**Dataset listings of figures**
□ □ □ □

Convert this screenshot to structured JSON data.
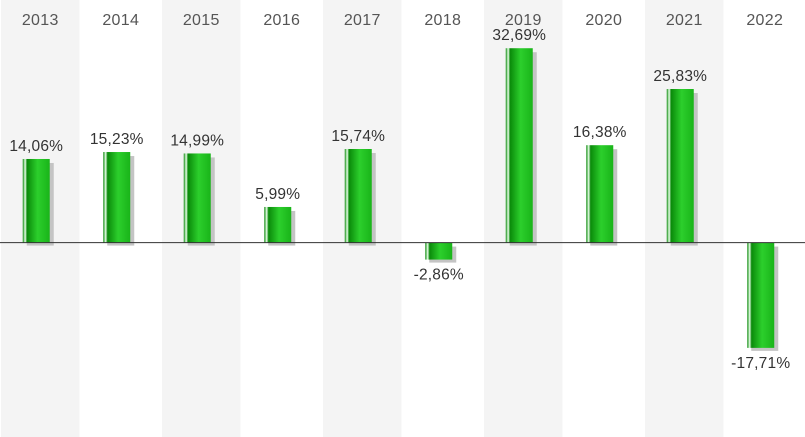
{
  "chart_data": {
    "type": "bar",
    "categories": [
      "2013",
      "2014",
      "2015",
      "2016",
      "2017",
      "2018",
      "2019",
      "2020",
      "2021",
      "2022"
    ],
    "values": [
      14.06,
      15.23,
      14.99,
      5.99,
      15.74,
      -2.86,
      32.69,
      16.38,
      25.83,
      -17.71
    ],
    "value_labels": [
      "14,06%",
      "15,23%",
      "14,99%",
      "5,99%",
      "15,74%",
      "-2,86%",
      "32,69%",
      "16,38%",
      "25,83%",
      "-17,71%"
    ],
    "title": "",
    "xlabel": "",
    "ylabel": "",
    "ylim": [
      -32.7,
      40.8
    ],
    "grid": false,
    "legend": "none",
    "colors": {
      "bar_dark": "#0a8a0a",
      "bar_mid": "#19b419",
      "bar_light": "#2ccf2c",
      "bar_highlight": "#eaffea",
      "shadow": "#c4c4c4",
      "zero_line": "#333333",
      "band": "#f4f4f4"
    }
  }
}
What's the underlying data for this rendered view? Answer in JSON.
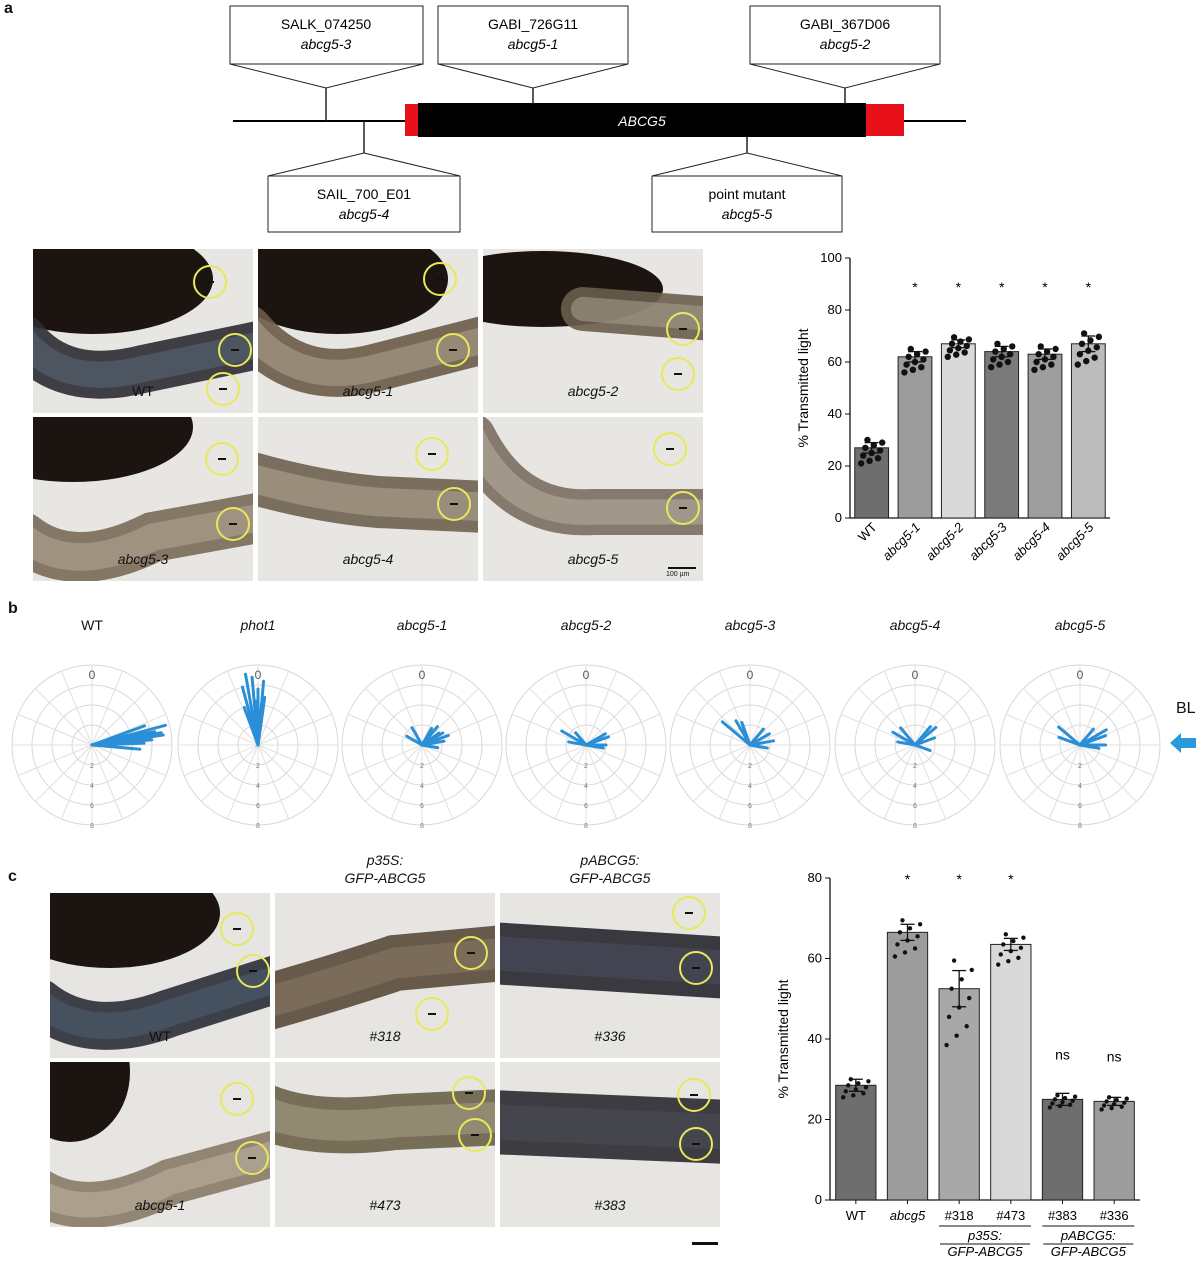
{
  "panels": {
    "a": "a",
    "b": "b",
    "c": "c"
  },
  "gene_diagram": {
    "gene_label": "ABCG5",
    "alleles_top": [
      {
        "line1": "SALK_074250",
        "line2": "abcg5-3"
      },
      {
        "line1": "GABI_726G11",
        "line2": "abcg5-1"
      },
      {
        "line1": "GABI_367D06",
        "line2": "abcg5-2"
      }
    ],
    "alleles_bottom": [
      {
        "line1": "SAIL_700_E01",
        "line2": "abcg5-4"
      },
      {
        "line1": "point mutant",
        "line2": "abcg5-5"
      }
    ],
    "colors": {
      "utr": "#e8101a",
      "cds": "#000000"
    }
  },
  "micro_a": {
    "labels": [
      "WT",
      "abcg5-1",
      "abcg5-2",
      "abcg5-3",
      "abcg5-4",
      "abcg5-5"
    ],
    "scale_bar": "100 µm"
  },
  "micro_c": {
    "col_headers": [
      {
        "line1": "p35S:",
        "line2": "GFP-ABCG5"
      },
      {
        "line1": "pABCG5:",
        "line2": "GFP-ABCG5"
      }
    ],
    "labels": [
      "WT",
      "#318",
      "#336",
      "abcg5-1",
      "#473",
      "#383"
    ]
  },
  "polar": {
    "titles": [
      "WT",
      "phot1",
      "abcg5-1",
      "abcg5-2",
      "abcg5-3",
      "abcg5-4",
      "abcg5-5"
    ],
    "top_label": "0",
    "radial_ticks": [
      "2",
      "4",
      "6",
      "8"
    ],
    "bl_label": "BL",
    "arrow_color": "#2a9bd8",
    "line_color": "#2a8fd6"
  },
  "chart_data": [
    {
      "type": "bar",
      "panel": "a",
      "categories": [
        "WT",
        "abcg5-1",
        "abcg5-2",
        "abcg5-3",
        "abcg5-4",
        "abcg5-5"
      ],
      "values": [
        27,
        62,
        67,
        64,
        63,
        67
      ],
      "errors": [
        2,
        2,
        1.5,
        2,
        2,
        3
      ],
      "significance": [
        "",
        "*",
        "*",
        "*",
        "*",
        "*"
      ],
      "ylabel": "% Transmitted light",
      "ylim": [
        0,
        100
      ],
      "yticks": [
        "0",
        "20",
        "40",
        "60",
        "80",
        "100"
      ],
      "bar_colors": [
        "#6e6e6e",
        "#9c9c9c",
        "#d9d9d9",
        "#7a7a7a",
        "#9e9e9e",
        "#bcbcbc"
      ]
    },
    {
      "type": "bar",
      "panel": "c",
      "categories": [
        "WT",
        "abcg5",
        "#318",
        "#473",
        "#383",
        "#336"
      ],
      "values": [
        28.5,
        66.5,
        52.5,
        63.5,
        25,
        24.5
      ],
      "errors": [
        1.5,
        2,
        4.5,
        1.5,
        1.5,
        1
      ],
      "significance": [
        "",
        "*",
        "*",
        "*",
        "ns",
        "ns"
      ],
      "group_labels": [
        {
          "line1": "p35S:",
          "line2": "GFP-ABCG5"
        },
        {
          "line1": "pABCG5:",
          "line2": "GFP-ABCG5"
        }
      ],
      "ylabel": "% Transmitted light",
      "ylim": [
        0,
        80
      ],
      "yticks": [
        "0",
        "20",
        "40",
        "60",
        "80"
      ],
      "bar_colors": [
        "#6e6e6e",
        "#9c9c9c",
        "#a8a8a8",
        "#d9d9d9",
        "#6e6e6e",
        "#9c9c9c"
      ]
    }
  ]
}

□ □ □ □

**OBJECTIVE**
Copy the material above exactly and drop the pictures.

**THE REPLY**
Convert this screenshot to structured JSON data.
{
  "chart_data": {
    "type": "bar",
    "categories": [
      "2013",
      "2014",
      "2015",
      "2016",
      "2017",
      "2018",
      "2019",
      "2020",
      "2021",
      "2022"
    ],
    "values": [
      14.06,
      15.23,
      14.99,
      5.99,
      15.74,
      -2.86,
      32.69,
      16.38,
      25.83,
      -17.71
    ],
    "value_labels": [
      "14,06%",
      "15,23%",
      "14,99%",
      "5,99%",
      "15,74%",
      "-2,86%",
      "32,69%",
      "16,38%",
      "25,83%",
      "-17,71%"
    ],
    "title": "",
    "xlabel": "",
    "ylabel": "",
    "ylim": [
      -32.7,
      40.8
    ],
    "grid": false,
    "legend": "none",
    "colors": {
      "bar_dark": "#0a8a0a",
      "bar_mid": "#19b419",
      "bar_light": "#2ccf2c",
      "bar_highlight": "#eaffea",
      "shadow": "#c4c4c4",
      "zero_line": "#333333",
      "band": "#f4f4f4"
    }
  }
}
What's the underlying data for this rendered view? Answer in JSON.
{
  "panels": {
    "a": "a",
    "b": "b",
    "c": "c"
  },
  "gene_diagram": {
    "gene_label": "ABCG5",
    "alleles_top": [
      {
        "line1": "SALK_074250",
        "line2": "abcg5-3"
      },
      {
        "line1": "GABI_726G11",
        "line2": "abcg5-1"
      },
      {
        "line1": "GABI_367D06",
        "line2": "abcg5-2"
      }
    ],
    "alleles_bottom": [
      {
        "line1": "SAIL_700_E01",
        "line2": "abcg5-4"
      },
      {
        "line1": "point mutant",
        "line2": "abcg5-5"
      }
    ],
    "colors": {
      "utr": "#e8101a",
      "cds": "#000000"
    }
  },
  "micro_a": {
    "labels": [
      "WT",
      "abcg5-1",
      "abcg5-2",
      "abcg5-3",
      "abcg5-4",
      "abcg5-5"
    ],
    "scale_bar": "100 µm"
  },
  "micro_c": {
    "col_headers": [
      {
        "line1": "p35S:",
        "line2": "GFP-ABCG5"
      },
      {
        "line1": "pABCG5:",
        "line2": "GFP-ABCG5"
      }
    ],
    "labels": [
      "WT",
      "#318",
      "#336",
      "abcg5-1",
      "#473",
      "#383"
    ]
  },
  "polar": {
    "titles": [
      "WT",
      "phot1",
      "abcg5-1",
      "abcg5-2",
      "abcg5-3",
      "abcg5-4",
      "abcg5-5"
    ],
    "top_label": "0",
    "radial_ticks": [
      "2",
      "4",
      "6",
      "8"
    ],
    "bl_label": "BL",
    "arrow_color": "#2a9bd8",
    "line_color": "#2a8fd6"
  },
  "chart_data": [
    {
      "type": "bar",
      "panel": "a",
      "categories": [
        "WT",
        "abcg5-1",
        "abcg5-2",
        "abcg5-3",
        "abcg5-4",
        "abcg5-5"
      ],
      "values": [
        27,
        62,
        67,
        64,
        63,
        67
      ],
      "errors": [
        2,
        2,
        1.5,
        2,
        2,
        3
      ],
      "significance": [
        "",
        "*",
        "*",
        "*",
        "*",
        "*"
      ],
      "ylabel": "% Transmitted light",
      "ylim": [
        0,
        100
      ],
      "yticks": [
        "0",
        "20",
        "40",
        "60",
        "80",
        "100"
      ],
      "bar_colors": [
        "#6e6e6e",
        "#9c9c9c",
        "#d9d9d9",
        "#7a7a7a",
        "#9e9e9e",
        "#bcbcbc"
      ]
    },
    {
      "type": "bar",
      "panel": "c",
      "categories": [
        "WT",
        "abcg5",
        "#318",
        "#473",
        "#383",
        "#336"
      ],
      "values": [
        28.5,
        66.5,
        52.5,
        63.5,
        25,
        24.5
      ],
      "errors": [
        1.5,
        2,
        4.5,
        1.5,
        1.5,
        1
      ],
      "significance": [
        "",
        "*",
        "*",
        "*",
        "ns",
        "ns"
      ],
      "group_labels": [
        {
          "line1": "p35S:",
          "line2": "GFP-ABCG5"
        },
        {
          "line1": "pABCG5:",
          "line2": "GFP-ABCG5"
        }
      ],
      "ylabel": "% Transmitted light",
      "ylim": [
        0,
        80
      ],
      "yticks": [
        "0",
        "20",
        "40",
        "60",
        "80"
      ],
      "bar_colors": [
        "#6e6e6e",
        "#9c9c9c",
        "#a8a8a8",
        "#d9d9d9",
        "#6e6e6e",
        "#9c9c9c"
      ]
    }
  ]
}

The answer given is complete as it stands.